# THE TASK:
Reproduce all of the items below, replacing each "y-tick-label" with "y-axis-tick" and changing nothing else.

# EXTRACTED ENTRIES:
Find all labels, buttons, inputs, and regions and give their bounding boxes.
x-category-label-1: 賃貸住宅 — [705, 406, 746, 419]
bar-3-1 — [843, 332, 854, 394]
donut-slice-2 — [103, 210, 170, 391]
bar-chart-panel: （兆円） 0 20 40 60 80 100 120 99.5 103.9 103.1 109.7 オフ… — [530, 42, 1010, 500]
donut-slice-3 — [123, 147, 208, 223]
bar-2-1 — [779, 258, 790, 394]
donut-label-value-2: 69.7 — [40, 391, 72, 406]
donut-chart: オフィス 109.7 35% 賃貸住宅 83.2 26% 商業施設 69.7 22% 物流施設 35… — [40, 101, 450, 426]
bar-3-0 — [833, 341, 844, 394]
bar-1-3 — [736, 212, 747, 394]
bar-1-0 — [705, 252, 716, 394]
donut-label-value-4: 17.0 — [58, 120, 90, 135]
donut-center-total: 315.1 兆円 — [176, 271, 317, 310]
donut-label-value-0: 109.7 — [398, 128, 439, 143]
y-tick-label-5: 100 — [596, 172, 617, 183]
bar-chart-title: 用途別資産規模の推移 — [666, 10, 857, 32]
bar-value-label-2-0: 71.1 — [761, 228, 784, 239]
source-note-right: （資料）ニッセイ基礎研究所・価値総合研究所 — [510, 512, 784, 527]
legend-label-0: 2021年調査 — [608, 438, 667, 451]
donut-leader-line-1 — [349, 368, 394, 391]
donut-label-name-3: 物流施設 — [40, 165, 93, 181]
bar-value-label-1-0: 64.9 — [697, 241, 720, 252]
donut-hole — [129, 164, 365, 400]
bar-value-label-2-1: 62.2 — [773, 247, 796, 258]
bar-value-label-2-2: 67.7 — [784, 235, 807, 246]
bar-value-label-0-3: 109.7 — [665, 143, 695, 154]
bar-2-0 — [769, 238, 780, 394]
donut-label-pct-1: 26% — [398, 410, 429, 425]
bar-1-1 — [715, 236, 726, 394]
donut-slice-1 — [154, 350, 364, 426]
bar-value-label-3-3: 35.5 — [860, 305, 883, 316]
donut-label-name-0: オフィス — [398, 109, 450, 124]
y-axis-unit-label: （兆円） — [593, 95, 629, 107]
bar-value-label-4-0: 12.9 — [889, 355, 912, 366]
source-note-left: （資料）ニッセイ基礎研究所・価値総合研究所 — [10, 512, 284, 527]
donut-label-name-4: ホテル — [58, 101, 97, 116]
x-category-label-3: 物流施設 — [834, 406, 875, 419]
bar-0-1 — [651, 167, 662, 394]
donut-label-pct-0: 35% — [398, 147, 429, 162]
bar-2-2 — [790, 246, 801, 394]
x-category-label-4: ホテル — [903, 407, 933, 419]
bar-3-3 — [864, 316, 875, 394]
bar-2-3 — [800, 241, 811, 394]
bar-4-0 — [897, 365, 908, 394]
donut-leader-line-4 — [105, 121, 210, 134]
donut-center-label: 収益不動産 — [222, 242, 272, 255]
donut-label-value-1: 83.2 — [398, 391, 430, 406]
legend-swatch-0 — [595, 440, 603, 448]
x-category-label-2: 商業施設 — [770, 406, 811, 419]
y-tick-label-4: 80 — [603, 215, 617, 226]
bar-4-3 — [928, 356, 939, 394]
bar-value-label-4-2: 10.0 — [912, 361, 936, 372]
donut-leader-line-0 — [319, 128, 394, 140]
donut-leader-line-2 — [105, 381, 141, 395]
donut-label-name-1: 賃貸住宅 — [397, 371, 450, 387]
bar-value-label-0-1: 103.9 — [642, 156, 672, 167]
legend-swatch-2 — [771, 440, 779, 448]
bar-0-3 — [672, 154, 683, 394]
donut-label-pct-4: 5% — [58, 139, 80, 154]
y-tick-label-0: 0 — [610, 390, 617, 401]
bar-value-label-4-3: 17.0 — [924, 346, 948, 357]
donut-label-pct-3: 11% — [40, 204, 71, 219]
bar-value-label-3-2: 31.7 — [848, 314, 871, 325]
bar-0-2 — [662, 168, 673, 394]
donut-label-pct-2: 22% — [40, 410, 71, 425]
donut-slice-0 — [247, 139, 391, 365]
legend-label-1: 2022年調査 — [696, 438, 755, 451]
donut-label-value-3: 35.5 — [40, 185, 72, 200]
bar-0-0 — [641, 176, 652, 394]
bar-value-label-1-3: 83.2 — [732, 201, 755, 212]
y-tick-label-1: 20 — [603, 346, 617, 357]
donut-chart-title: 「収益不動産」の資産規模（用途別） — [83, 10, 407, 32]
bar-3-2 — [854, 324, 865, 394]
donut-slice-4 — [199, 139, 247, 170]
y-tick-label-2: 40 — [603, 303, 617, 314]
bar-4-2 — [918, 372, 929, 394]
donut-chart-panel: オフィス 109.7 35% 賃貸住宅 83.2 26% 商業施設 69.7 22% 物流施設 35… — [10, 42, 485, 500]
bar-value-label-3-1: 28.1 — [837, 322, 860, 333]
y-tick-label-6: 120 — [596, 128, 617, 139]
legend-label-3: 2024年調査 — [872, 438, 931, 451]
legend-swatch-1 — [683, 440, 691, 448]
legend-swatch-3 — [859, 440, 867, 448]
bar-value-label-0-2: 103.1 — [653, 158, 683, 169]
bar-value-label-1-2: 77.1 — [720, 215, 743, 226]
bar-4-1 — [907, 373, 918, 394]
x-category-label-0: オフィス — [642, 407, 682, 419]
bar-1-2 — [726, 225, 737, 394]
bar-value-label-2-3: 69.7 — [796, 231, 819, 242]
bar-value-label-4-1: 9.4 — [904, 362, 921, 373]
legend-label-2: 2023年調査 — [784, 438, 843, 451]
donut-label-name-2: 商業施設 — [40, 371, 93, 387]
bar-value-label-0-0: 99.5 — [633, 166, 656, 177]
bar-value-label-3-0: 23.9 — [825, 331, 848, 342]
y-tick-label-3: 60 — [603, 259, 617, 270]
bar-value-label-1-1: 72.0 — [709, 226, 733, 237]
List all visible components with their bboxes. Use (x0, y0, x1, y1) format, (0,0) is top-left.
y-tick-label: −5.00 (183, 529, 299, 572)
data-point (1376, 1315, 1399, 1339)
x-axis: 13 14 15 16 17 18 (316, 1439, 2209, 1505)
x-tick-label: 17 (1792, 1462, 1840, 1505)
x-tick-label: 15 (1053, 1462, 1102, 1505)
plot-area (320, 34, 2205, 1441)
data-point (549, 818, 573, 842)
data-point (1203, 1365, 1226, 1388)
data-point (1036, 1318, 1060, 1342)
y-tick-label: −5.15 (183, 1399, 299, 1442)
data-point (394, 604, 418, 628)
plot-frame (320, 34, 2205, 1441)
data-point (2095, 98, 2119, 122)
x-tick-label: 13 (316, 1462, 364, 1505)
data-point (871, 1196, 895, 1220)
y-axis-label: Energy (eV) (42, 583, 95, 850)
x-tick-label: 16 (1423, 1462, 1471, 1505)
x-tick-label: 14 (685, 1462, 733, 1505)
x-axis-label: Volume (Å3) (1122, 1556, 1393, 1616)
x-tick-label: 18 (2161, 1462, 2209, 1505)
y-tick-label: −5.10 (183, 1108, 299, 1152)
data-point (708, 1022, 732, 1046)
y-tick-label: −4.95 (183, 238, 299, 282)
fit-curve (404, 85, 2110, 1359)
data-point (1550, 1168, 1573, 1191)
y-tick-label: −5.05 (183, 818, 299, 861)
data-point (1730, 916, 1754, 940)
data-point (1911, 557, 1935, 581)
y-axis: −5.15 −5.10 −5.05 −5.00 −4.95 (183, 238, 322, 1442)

# RESULT:
Find all labels, buttons, inputs, and regions and give their bounding boxes.
x-category-label-1: 賃貸住宅 — [705, 406, 746, 419]
bar-3-1 — [843, 332, 854, 394]
donut-slice-2 — [103, 210, 170, 391]
bar-chart-panel: （兆円） 0 20 40 60 80 100 120 99.5 103.9 103.1 109.7 オフ… — [530, 42, 1010, 500]
donut-slice-3 — [123, 147, 208, 223]
bar-2-1 — [779, 258, 790, 394]
donut-label-value-2: 69.7 — [40, 391, 72, 406]
donut-chart: オフィス 109.7 35% 賃貸住宅 83.2 26% 商業施設 69.7 22% 物流施設 35… — [40, 101, 450, 426]
bar-3-0 — [833, 341, 844, 394]
bar-1-3 — [736, 212, 747, 394]
bar-1-0 — [705, 252, 716, 394]
donut-label-value-4: 17.0 — [58, 120, 90, 135]
donut-center-total: 315.1 兆円 — [176, 271, 317, 310]
donut-label-value-0: 109.7 — [398, 128, 439, 143]
y-axis-tick-5: 100 — [596, 172, 617, 183]
bar-chart-title: 用途別資産規模の推移 — [666, 10, 857, 32]
bar-value-label-2-0: 71.1 — [761, 228, 784, 239]
source-note-right: （資料）ニッセイ基礎研究所・価値総合研究所 — [510, 512, 784, 527]
legend-label-0: 2021年調査 — [608, 438, 667, 451]
donut-leader-line-1 — [349, 368, 394, 391]
donut-label-name-3: 物流施設 — [40, 165, 93, 181]
bar-value-label-1-0: 64.9 — [697, 241, 720, 252]
donut-hole — [129, 164, 365, 400]
bar-value-label-2-1: 62.2 — [773, 247, 796, 258]
bar-value-label-2-2: 67.7 — [784, 235, 807, 246]
bar-value-label-0-3: 109.7 — [665, 143, 695, 154]
bar-2-0 — [769, 238, 780, 394]
donut-label-pct-1: 26% — [398, 410, 429, 425]
bar-1-1 — [715, 236, 726, 394]
donut-slice-1 — [154, 350, 364, 426]
bar-value-label-3-3: 35.5 — [860, 305, 883, 316]
donut-label-name-0: オフィス — [398, 109, 450, 124]
y-axis-unit-label: （兆円） — [593, 95, 629, 107]
bar-value-label-4-0: 12.9 — [889, 355, 912, 366]
source-note-left: （資料）ニッセイ基礎研究所・価値総合研究所 — [10, 512, 284, 527]
donut-label-name-4: ホテル — [58, 101, 97, 116]
x-category-label-3: 物流施設 — [834, 406, 875, 419]
bar-0-1 — [651, 167, 662, 394]
donut-label-pct-0: 35% — [398, 147, 429, 162]
bar-2-2 — [790, 246, 801, 394]
x-category-label-4: ホテル — [903, 407, 933, 419]
bar-3-3 — [864, 316, 875, 394]
bar-2-3 — [800, 241, 811, 394]
bar-4-0 — [897, 365, 908, 394]
donut-leader-line-4 — [105, 121, 210, 134]
donut-center-label: 収益不動産 — [222, 242, 272, 255]
donut-label-value-1: 83.2 — [398, 391, 430, 406]
legend-swatch-0 — [595, 440, 603, 448]
x-category-label-2: 商業施設 — [770, 406, 811, 419]
y-axis-tick-4: 80 — [603, 215, 617, 226]
bar-4-3 — [928, 356, 939, 394]
bar-value-label-4-2: 10.0 — [912, 361, 936, 372]
donut-leader-line-0 — [319, 128, 394, 140]
donut-leader-line-2 — [105, 381, 141, 395]
donut-label-name-1: 賃貸住宅 — [397, 371, 450, 387]
bar-value-label-0-1: 103.9 — [642, 156, 672, 167]
legend-swatch-2 — [771, 440, 779, 448]
bar-0-3 — [672, 154, 683, 394]
donut-label-pct-4: 5% — [58, 139, 80, 154]
y-axis-tick-0: 0 — [610, 390, 617, 401]
bar-value-label-4-3: 17.0 — [924, 346, 948, 357]
donut-label-pct-3: 11% — [40, 204, 71, 219]
bar-value-label-3-2: 31.7 — [848, 314, 871, 325]
bar-0-2 — [662, 168, 673, 394]
donut-label-pct-2: 22% — [40, 410, 71, 425]
donut-slice-0 — [247, 139, 391, 365]
legend-label-1: 2022年調査 — [696, 438, 755, 451]
donut-label-value-3: 35.5 — [40, 185, 72, 200]
bar-0-0 — [641, 176, 652, 394]
bar-value-label-1-3: 83.2 — [732, 201, 755, 212]
y-axis-tick-1: 20 — [603, 346, 617, 357]
donut-chart-title: 「収益不動産」の資産規模（用途別） — [83, 10, 407, 32]
bar-3-2 — [854, 324, 865, 394]
donut-slice-4 — [199, 139, 247, 170]
y-axis-tick-2: 40 — [603, 303, 617, 314]
bar-4-2 — [918, 372, 929, 394]
donut-chart-panel: オフィス 109.7 35% 賃貸住宅 83.2 26% 商業施設 69.7 22% 物流施設 35… — [10, 42, 485, 500]
bar-value-label-3-1: 28.1 — [837, 322, 860, 333]
y-axis-tick-6: 120 — [596, 128, 617, 139]
legend-label-3: 2024年調査 — [872, 438, 931, 451]
legend-swatch-1 — [683, 440, 691, 448]
legend-swatch-3 — [859, 440, 867, 448]
bar-value-label-0-2: 103.1 — [653, 158, 683, 169]
bar-value-label-1-2: 77.1 — [720, 215, 743, 226]
bar-4-1 — [907, 373, 918, 394]
x-category-label-0: オフィス — [642, 407, 682, 419]
bar-1-2 — [726, 225, 737, 394]
bar-value-label-2-3: 69.7 — [796, 231, 819, 242]
bar-value-label-4-1: 9.4 — [904, 362, 921, 373]
legend-label-2: 2023年調査 — [784, 438, 843, 451]
donut-label-name-2: 商業施設 — [40, 371, 93, 387]
bar-value-label-0-0: 99.5 — [633, 166, 656, 177]
bar-value-label-3-0: 23.9 — [825, 331, 848, 342]
y-axis-tick-3: 60 — [603, 259, 617, 270]
bar-value-label-1-1: 72.0 — [709, 226, 733, 237]
List all visible components with their bboxes. Use (x0, y0, x1, y1) format, (0,0) is top-left.
y-axis-tick: −5.00 (183, 529, 299, 572)
data-point (1376, 1315, 1399, 1339)
x-axis: 13 14 15 16 17 18 (316, 1439, 2209, 1505)
x-tick-label: 17 (1792, 1462, 1840, 1505)
x-tick-label: 15 (1053, 1462, 1102, 1505)
plot-area (320, 34, 2205, 1441)
data-point (549, 818, 573, 842)
data-point (1203, 1365, 1226, 1388)
data-point (1036, 1318, 1060, 1342)
y-axis-tick: −5.15 (183, 1399, 299, 1442)
data-point (394, 604, 418, 628)
plot-frame (320, 34, 2205, 1441)
data-point (2095, 98, 2119, 122)
x-tick-label: 13 (316, 1462, 364, 1505)
data-point (871, 1196, 895, 1220)
y-axis-label: Energy (eV) (42, 583, 95, 850)
x-tick-label: 16 (1423, 1462, 1471, 1505)
x-tick-label: 14 (685, 1462, 733, 1505)
x-axis-label: Volume (Å3) (1122, 1556, 1393, 1616)
x-tick-label: 18 (2161, 1462, 2209, 1505)
y-axis-tick: −5.10 (183, 1108, 299, 1152)
data-point (708, 1022, 732, 1046)
y-axis-tick: −4.95 (183, 238, 299, 282)
fit-curve (404, 85, 2110, 1359)
data-point (1550, 1168, 1573, 1191)
y-axis-tick: −5.05 (183, 818, 299, 861)
data-point (1730, 916, 1754, 940)
data-point (1911, 557, 1935, 581)
y-axis: −5.15 −5.10 −5.05 −5.00 −4.95 (183, 238, 322, 1442)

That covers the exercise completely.